***** DATASET RECORDS

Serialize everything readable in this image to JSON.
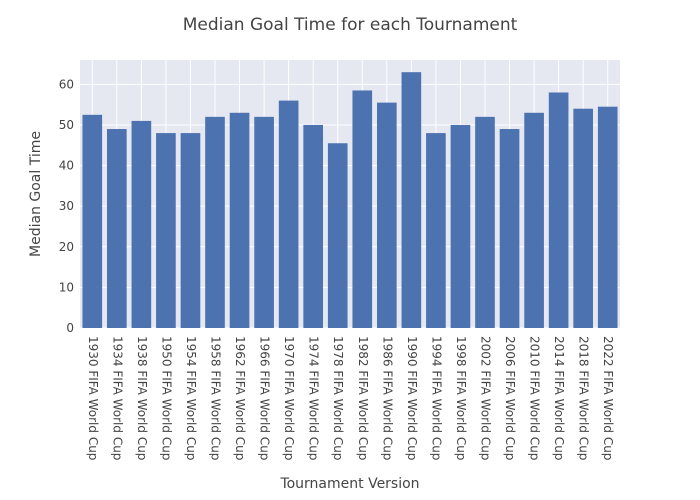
{
  "chart_data": {
    "type": "bar",
    "title": "Median Goal Time for each Tournament",
    "xlabel": "Tournament Version",
    "ylabel": "Median Goal Time",
    "ylim": [
      0,
      66
    ],
    "yticks": [
      0,
      10,
      20,
      30,
      40,
      50,
      60
    ],
    "grid": true,
    "bar_color": "#4c72b0",
    "plot_bg": "#e5e7f1",
    "categories": [
      "1930 FIFA World Cup",
      "1934 FIFA World Cup",
      "1938 FIFA World Cup",
      "1950 FIFA World Cup",
      "1954 FIFA World Cup",
      "1958 FIFA World Cup",
      "1962 FIFA World Cup",
      "1966 FIFA World Cup",
      "1970 FIFA World Cup",
      "1974 FIFA World Cup",
      "1978 FIFA World Cup",
      "1982 FIFA World Cup",
      "1986 FIFA World Cup",
      "1990 FIFA World Cup",
      "1994 FIFA World Cup",
      "1998 FIFA World Cup",
      "2002 FIFA World Cup",
      "2006 FIFA World Cup",
      "2010 FIFA World Cup",
      "2014 FIFA World Cup",
      "2018 FIFA World Cup",
      "2022 FIFA World Cup"
    ],
    "values": [
      52.5,
      49,
      51,
      48,
      48,
      52,
      53,
      52,
      56,
      50,
      45.5,
      58.5,
      55.5,
      63,
      48,
      50,
      52,
      49,
      53,
      58,
      54,
      54.5
    ]
  }
}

**********

WHAT THIS TASK INVOLVES |
Restate the records word for word, omitting images.

EXERCISE ANSWER |
Serialize everything readable in this image to JSON.
{
  "chart_data": {
    "type": "bar",
    "title": "Median Goal Time for each Tournament",
    "xlabel": "Tournament Version",
    "ylabel": "Median Goal Time",
    "ylim": [
      0,
      66
    ],
    "yticks": [
      0,
      10,
      20,
      30,
      40,
      50,
      60
    ],
    "grid": true,
    "bar_color": "#4c72b0",
    "plot_bg": "#e5e7f1",
    "categories": [
      "1930 FIFA World Cup",
      "1934 FIFA World Cup",
      "1938 FIFA World Cup",
      "1950 FIFA World Cup",
      "1954 FIFA World Cup",
      "1958 FIFA World Cup",
      "1962 FIFA World Cup",
      "1966 FIFA World Cup",
      "1970 FIFA World Cup",
      "1974 FIFA World Cup",
      "1978 FIFA World Cup",
      "1982 FIFA World Cup",
      "1986 FIFA World Cup",
      "1990 FIFA World Cup",
      "1994 FIFA World Cup",
      "1998 FIFA World Cup",
      "2002 FIFA World Cup",
      "2006 FIFA World Cup",
      "2010 FIFA World Cup",
      "2014 FIFA World Cup",
      "2018 FIFA World Cup",
      "2022 FIFA World Cup"
    ],
    "values": [
      52.5,
      49,
      51,
      48,
      48,
      52,
      53,
      52,
      56,
      50,
      45.5,
      58.5,
      55.5,
      63,
      48,
      50,
      52,
      49,
      53,
      58,
      54,
      54.5
    ]
  }
}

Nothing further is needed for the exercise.